» **Exercise requirements**: Convert the stretch of data from the line containing "series-line [97, 242, 459, 359]" through the line containing "data-point [214, 276, 222, 285]" into a Markdown table with the columns Row and Entry. Number each row, and leave out any blank lines.

START Input for this task

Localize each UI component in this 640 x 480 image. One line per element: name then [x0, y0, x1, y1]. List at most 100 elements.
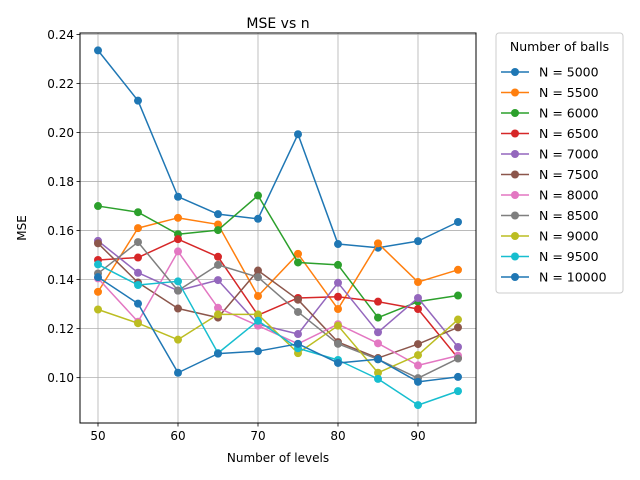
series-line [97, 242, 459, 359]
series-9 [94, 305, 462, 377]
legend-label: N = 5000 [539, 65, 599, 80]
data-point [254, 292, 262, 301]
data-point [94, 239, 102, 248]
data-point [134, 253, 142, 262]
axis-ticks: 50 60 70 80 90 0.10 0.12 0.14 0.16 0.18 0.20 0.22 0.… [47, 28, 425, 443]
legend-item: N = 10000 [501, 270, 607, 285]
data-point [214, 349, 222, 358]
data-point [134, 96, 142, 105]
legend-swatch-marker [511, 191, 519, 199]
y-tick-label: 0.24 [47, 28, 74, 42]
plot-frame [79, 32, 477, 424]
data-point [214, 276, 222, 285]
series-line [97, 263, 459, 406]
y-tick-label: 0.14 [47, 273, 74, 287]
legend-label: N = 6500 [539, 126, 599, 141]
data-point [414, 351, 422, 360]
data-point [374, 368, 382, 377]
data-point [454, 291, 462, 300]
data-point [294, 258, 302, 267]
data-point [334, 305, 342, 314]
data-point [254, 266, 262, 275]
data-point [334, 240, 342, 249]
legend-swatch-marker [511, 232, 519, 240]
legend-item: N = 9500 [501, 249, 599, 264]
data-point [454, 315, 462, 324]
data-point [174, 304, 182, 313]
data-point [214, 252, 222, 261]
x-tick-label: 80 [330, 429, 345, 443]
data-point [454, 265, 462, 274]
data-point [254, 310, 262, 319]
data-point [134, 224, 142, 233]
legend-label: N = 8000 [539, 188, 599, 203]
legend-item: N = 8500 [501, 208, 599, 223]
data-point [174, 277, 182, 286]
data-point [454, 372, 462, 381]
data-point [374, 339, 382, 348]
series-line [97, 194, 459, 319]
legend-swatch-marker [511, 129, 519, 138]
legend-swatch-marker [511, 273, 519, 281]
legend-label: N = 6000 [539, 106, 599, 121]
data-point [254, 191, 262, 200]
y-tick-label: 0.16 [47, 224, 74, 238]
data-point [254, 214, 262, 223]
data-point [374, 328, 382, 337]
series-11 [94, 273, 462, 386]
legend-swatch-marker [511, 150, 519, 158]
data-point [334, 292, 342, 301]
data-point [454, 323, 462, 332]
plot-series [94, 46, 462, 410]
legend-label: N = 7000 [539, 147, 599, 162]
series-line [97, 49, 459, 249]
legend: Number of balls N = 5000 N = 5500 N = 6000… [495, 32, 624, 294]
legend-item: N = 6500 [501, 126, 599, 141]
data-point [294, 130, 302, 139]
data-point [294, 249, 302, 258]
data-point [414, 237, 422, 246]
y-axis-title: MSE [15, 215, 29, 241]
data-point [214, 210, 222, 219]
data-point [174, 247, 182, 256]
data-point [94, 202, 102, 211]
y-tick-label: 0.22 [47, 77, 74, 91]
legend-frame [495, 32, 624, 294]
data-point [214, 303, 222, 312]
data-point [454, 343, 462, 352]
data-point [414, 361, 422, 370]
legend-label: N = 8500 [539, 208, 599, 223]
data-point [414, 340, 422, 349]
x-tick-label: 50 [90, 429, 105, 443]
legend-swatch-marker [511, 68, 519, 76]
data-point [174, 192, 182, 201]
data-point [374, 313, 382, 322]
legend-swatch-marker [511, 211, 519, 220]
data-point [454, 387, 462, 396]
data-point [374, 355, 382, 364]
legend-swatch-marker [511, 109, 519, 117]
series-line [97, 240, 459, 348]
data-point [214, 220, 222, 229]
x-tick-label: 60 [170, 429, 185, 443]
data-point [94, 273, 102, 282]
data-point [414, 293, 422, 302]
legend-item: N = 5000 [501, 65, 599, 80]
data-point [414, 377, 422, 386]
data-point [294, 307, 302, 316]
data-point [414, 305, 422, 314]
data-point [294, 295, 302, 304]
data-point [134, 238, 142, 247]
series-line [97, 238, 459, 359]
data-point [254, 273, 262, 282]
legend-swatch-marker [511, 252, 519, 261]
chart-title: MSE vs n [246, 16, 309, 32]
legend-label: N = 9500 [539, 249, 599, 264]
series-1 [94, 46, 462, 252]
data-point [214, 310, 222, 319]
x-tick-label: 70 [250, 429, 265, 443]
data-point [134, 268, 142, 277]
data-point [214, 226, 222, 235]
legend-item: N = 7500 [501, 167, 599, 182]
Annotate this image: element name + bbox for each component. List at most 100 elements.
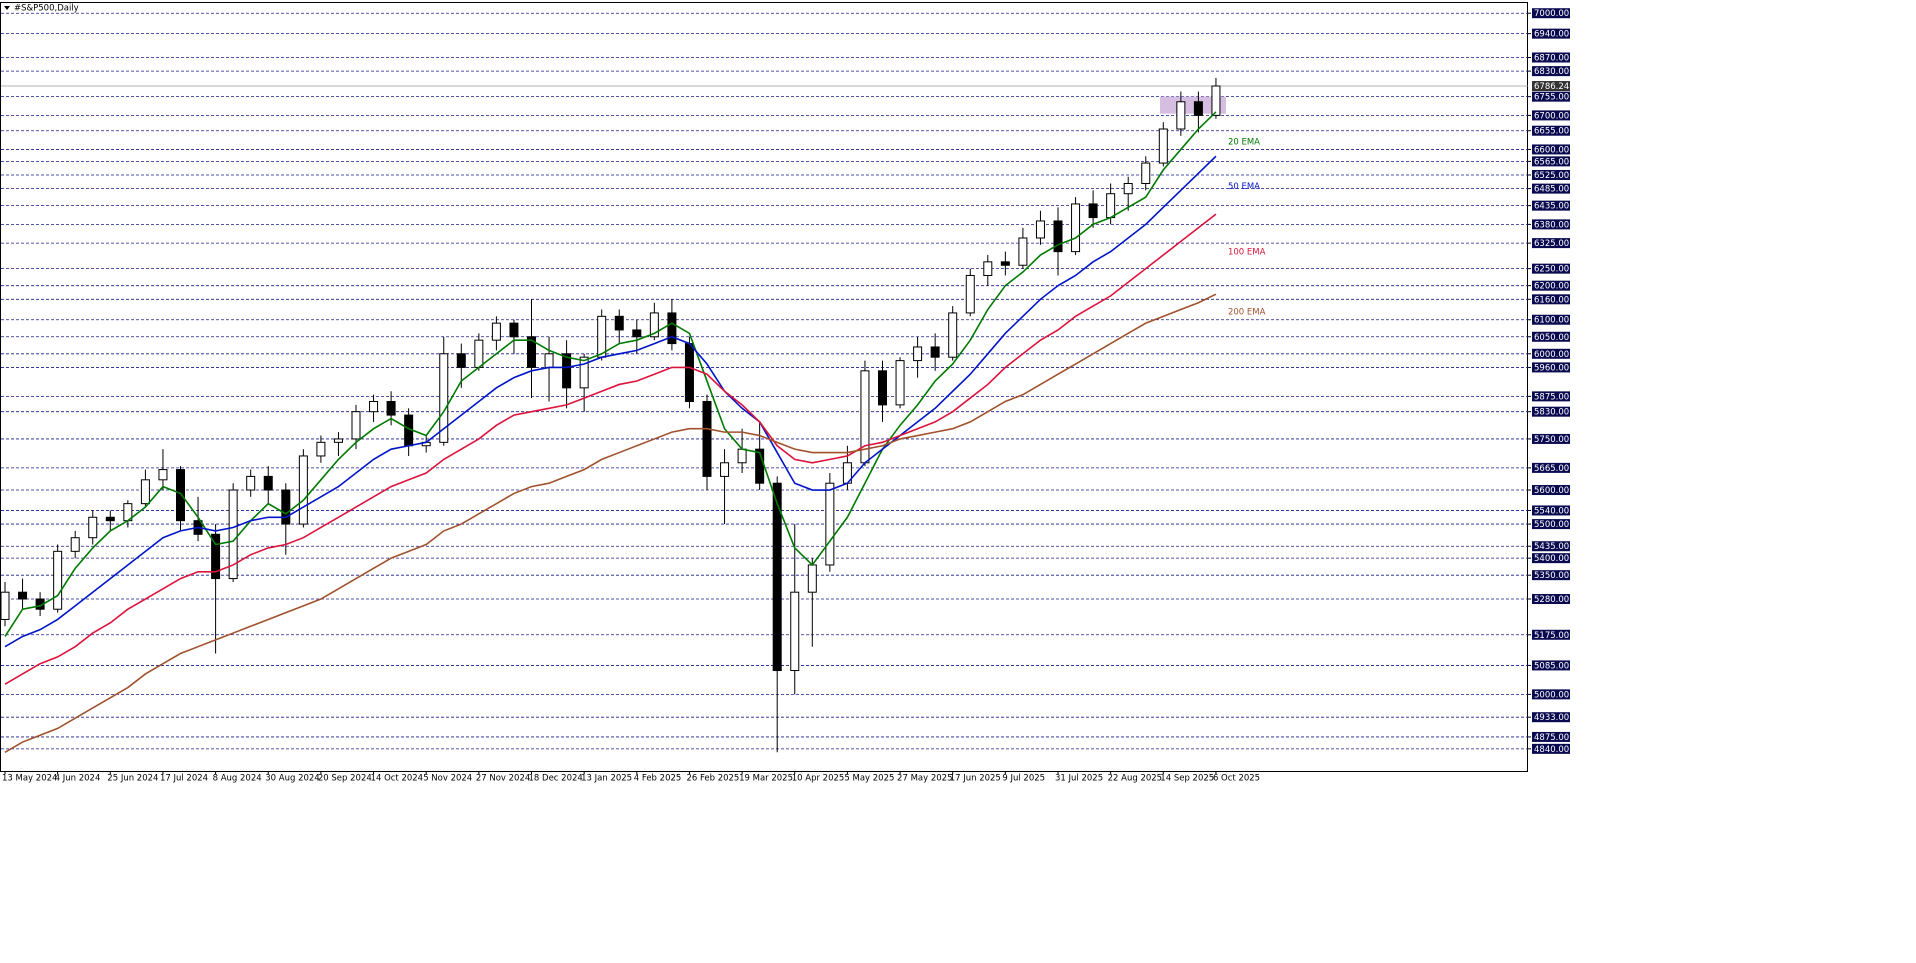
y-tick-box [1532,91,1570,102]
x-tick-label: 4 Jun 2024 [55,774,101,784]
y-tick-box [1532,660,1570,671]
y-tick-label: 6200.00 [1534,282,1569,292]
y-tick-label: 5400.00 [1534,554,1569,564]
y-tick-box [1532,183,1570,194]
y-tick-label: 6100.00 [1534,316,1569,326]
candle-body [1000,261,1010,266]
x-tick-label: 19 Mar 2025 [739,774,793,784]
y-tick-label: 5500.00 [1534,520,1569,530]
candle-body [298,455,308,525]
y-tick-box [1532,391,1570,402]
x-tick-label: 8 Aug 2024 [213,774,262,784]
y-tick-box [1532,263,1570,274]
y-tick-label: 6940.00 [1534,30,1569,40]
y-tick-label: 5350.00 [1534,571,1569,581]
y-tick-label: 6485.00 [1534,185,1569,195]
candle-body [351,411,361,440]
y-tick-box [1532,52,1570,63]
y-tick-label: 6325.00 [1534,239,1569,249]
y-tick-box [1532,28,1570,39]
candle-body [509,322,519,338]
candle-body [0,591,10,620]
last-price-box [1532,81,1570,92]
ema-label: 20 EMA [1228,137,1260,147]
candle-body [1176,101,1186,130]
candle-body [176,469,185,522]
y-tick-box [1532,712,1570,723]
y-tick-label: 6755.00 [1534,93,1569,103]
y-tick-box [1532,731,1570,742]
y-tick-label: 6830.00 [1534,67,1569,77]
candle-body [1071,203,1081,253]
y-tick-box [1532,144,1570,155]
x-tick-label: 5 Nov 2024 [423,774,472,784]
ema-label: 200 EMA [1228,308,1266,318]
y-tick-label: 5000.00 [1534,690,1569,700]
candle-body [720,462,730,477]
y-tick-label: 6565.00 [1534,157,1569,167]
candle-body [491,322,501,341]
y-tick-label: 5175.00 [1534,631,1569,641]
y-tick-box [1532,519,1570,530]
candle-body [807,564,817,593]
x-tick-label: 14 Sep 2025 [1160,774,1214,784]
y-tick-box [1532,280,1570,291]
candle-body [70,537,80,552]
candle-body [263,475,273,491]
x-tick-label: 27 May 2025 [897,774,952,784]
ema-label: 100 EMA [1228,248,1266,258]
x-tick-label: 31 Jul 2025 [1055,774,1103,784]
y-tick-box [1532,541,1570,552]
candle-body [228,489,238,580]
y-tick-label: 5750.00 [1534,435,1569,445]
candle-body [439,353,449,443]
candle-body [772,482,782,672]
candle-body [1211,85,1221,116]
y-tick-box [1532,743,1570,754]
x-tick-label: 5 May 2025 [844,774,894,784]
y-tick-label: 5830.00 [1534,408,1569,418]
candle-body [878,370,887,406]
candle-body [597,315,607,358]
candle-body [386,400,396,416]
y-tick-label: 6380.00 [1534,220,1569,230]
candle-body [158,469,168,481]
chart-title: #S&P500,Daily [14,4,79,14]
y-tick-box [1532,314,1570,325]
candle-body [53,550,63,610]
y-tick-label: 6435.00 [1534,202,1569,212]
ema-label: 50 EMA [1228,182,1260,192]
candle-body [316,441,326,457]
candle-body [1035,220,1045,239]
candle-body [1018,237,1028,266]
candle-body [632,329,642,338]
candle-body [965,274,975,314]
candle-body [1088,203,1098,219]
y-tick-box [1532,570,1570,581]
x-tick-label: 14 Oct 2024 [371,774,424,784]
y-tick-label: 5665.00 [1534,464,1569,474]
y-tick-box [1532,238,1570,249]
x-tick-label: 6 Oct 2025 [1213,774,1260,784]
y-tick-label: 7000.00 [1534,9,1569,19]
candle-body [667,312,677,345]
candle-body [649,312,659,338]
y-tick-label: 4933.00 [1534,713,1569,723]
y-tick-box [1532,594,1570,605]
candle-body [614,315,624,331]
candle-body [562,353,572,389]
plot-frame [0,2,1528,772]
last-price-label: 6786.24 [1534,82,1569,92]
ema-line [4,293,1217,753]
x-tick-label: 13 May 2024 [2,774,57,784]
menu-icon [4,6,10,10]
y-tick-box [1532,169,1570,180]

END Input for this task

» **Solution to this problem**:
| Row | Entry |
|---|---|
| 1 | series-line [97, 242, 459, 359] |
| 2 | series-9 [94, 305, 462, 377] |
| 3 | legend-label: N = 5000 [539, 65, 599, 80] |
| 4 | data-point [254, 292, 262, 301] |
| 5 | data-point [94, 239, 102, 248] |
| 6 | data-point [134, 253, 142, 262] |
| 7 | axis-ticks: 50 60 70 80 90 0.10 0.12 0.14 0.16 0.18 0.20 0.22 0.… [47, 28, 425, 443] |
| 8 | legend-item: N = 10000 [501, 270, 607, 285] |
| 9 | data-point [214, 349, 222, 358] |
| 10 | data-point [134, 96, 142, 105] |
| 11 | legend-swatch-marker [511, 191, 519, 199] |
| 12 | y-tick-label: 0.24 [47, 28, 74, 42] |
| 13 | plot-frame [79, 32, 477, 424] |
| 14 | data-point [214, 276, 222, 285] |